Reading passage below:

After Edel left teaching in 1941, she had her first child, Matthew Edel. Her second child, Deborah Edel, was born in 1944. Although Edel did not return to teaching anthropology until 1956, she published her research related to the Kiga people in Uganda for young people, mentioned below, and lectured in high schools throughout New York City. She lectured on topics beyond anthropology, including education. Also during her stint away from teaching at universities, Edel also conducted fieldwork in Brownsville, New York, a Jewish neighborhood in Brooklyn in 1947.

Edel's publications also reached younger audiences, including two children's books, The Story of People and The Story of Our Ancestors. The Story of People (1953) describes many different groups of people as an introduction into the science of anthropology. The Story of Our Ancestors (1955) was released two years after her first book. In an obituary published in the American Anthropologist, anthropologist Ruth Bunzel stated that Edel "reached out beyond the walls of academia to those in whose hands the future lay – to the young, whose minds were not yet closed to new orientations."

Edel began teaching again in 1956 at the New School for Social Research, again often teaching evening classes. Unlike her previous teaching at Brooklyn College, her seminars related to African studies focused on "third world" nations and the responsibilities of anthropologists related to the developing countries that they study. In 1960, Edel founded the Anthropology Department at Newark College of Arts and Sciences at Rutgers University. Edel also began teaching at the same time as an assistant professor of anthropology at Rutgers and remained in the position until 1964. After Edel's death, a fund was established in hers name at Rutgers University to further the field of anthropology.

== Later life ==
Edel remained in Queens, New York throughout her life. May Mandelbaum Edel died on May 23, 1964, after an illness lasting more than a year in Kew Gardens General Hospital in Queens, New York at the age of 54. She was survived by her husband Abraham Edel and her son, the economist Matthew Edel, and daughter Deborah Edel, who is one of the co-founders of the Lesbian Herstory Archives. After Edel's death, Abraham Edel married philosopher Elizabeth Flower, who died in 1995. Abraham Edel died in 2007.

End of Reading passage.

▶ Activity 1: Retype the passage about May Mandelbaum Edel's life, starting with "After Edel left" and going on through "Brooklyn in 1947.".
▶ Activity 2: Extend the account of May Mandelbaum Edel's life past its final sentence.

Data under study below:

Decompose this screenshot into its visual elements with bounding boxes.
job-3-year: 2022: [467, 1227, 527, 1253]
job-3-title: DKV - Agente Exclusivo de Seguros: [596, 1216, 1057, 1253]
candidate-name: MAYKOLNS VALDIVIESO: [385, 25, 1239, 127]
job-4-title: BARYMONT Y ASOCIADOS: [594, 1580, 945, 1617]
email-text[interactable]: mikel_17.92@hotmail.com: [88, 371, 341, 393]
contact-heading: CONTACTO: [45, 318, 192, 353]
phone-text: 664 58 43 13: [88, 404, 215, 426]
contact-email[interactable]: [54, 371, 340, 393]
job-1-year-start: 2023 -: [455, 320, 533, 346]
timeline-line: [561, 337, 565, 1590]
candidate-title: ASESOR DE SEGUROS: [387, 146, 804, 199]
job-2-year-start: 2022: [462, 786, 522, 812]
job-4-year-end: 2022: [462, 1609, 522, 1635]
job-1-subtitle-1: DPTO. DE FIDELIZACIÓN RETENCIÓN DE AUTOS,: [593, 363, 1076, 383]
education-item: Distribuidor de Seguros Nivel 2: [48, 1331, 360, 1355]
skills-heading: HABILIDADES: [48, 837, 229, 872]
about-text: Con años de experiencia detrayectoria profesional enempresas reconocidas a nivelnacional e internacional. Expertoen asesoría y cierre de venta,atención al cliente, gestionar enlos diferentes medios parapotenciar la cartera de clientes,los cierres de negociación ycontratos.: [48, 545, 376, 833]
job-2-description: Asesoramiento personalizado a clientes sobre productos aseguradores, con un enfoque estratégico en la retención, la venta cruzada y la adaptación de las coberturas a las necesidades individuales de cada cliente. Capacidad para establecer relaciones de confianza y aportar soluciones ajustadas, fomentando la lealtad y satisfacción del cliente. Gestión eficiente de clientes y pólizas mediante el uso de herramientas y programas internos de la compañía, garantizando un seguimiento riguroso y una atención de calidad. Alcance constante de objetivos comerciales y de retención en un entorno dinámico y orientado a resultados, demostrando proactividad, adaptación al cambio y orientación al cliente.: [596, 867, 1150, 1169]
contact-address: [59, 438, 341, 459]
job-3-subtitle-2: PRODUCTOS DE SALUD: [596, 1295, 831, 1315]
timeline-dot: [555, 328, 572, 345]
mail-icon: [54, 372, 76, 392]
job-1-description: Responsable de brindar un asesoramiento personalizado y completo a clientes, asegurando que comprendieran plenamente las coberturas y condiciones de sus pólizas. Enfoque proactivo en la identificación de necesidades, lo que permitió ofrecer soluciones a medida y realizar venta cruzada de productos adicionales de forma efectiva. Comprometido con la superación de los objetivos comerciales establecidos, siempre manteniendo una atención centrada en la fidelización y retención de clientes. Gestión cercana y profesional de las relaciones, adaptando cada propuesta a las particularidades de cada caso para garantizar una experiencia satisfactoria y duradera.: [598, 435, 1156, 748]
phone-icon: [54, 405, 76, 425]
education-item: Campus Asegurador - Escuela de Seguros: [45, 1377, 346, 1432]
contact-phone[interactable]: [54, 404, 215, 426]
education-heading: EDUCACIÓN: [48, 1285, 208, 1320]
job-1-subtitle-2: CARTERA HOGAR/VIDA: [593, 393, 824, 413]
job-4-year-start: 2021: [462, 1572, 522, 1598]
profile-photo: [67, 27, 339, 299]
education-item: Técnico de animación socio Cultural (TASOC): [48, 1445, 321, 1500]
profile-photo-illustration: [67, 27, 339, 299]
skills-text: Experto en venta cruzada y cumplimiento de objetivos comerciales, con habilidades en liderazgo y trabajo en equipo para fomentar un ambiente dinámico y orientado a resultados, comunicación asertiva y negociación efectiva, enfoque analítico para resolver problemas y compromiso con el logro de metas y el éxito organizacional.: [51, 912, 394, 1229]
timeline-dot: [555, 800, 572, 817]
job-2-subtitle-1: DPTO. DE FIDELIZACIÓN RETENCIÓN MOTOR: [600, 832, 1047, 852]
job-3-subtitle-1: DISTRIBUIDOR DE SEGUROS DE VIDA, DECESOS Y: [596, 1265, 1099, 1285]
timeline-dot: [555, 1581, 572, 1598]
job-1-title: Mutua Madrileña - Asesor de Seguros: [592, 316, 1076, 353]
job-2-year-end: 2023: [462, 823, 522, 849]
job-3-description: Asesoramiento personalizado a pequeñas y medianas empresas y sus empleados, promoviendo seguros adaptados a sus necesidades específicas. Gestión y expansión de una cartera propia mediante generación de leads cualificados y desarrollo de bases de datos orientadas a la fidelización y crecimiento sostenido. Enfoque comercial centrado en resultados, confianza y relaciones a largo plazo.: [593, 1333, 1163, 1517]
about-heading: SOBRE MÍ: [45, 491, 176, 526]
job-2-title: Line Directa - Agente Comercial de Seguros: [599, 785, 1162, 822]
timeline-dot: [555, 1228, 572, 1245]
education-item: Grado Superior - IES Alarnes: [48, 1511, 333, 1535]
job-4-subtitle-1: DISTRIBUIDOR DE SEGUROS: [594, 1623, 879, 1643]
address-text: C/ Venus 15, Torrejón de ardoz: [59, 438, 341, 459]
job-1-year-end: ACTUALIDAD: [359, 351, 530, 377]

End of Data under study.

▶ Exercise answer 1:
After Edel left teaching in 1941, she had her first child, Matthew Edel. Her second child, Deborah Edel, was born in 1944. Although Edel did not return to teaching anthropology until 1956, she published her research related to the Kiga people in Uganda for young people, mentioned below, and lectured in high schools throughout New York City. She lectured on topics beyond anthropology, including education. Also during her stint away from teaching at universities, Edel also conducted fieldwork in Brownsville, New York, a Jewish neighborhood in Brooklyn in 1947.

▶ Exercise answer 2:
Her life was memorialized in Africa, stating that she "carried out a field study in Uganda, the results of which were published by this Institute in her book The Chiga of Western Uganda (1957)." Anthropologist Ruth Bunzel also wrote an obituary about May Mandelbaum Edel in the American Anthropologist.

The May Mandelbaum Edel papers are currently housed in the National Anthropological Archives, and this paper collection includes her field notes from fieldwork with the Okanagan Indians in Washington and the Kiga in Uganda, language materials, manuscripts, correspondence, teaching materials, and lecture notes taken from courses taught by Franz Boas and Ruth Benedict.

The Schomburg Center for Research in Black Culture in the New York Public Library also houses stories, tales, and drafts of the manuscript related to the Kiga people. This New York Library Collection also contains letters from several African individuals to Edel and Edel's fieldnotes dated 1933 to 1934 related to kinship and religious studies.

== Selected bibliography ==

- 1934 The customs of the Baganda. Vol. 22. New York: Columbia University Press, 1934. (co-authored with Sir Apolo Kagwa, Ernest Balintuma Kalibala, and John Roscoe)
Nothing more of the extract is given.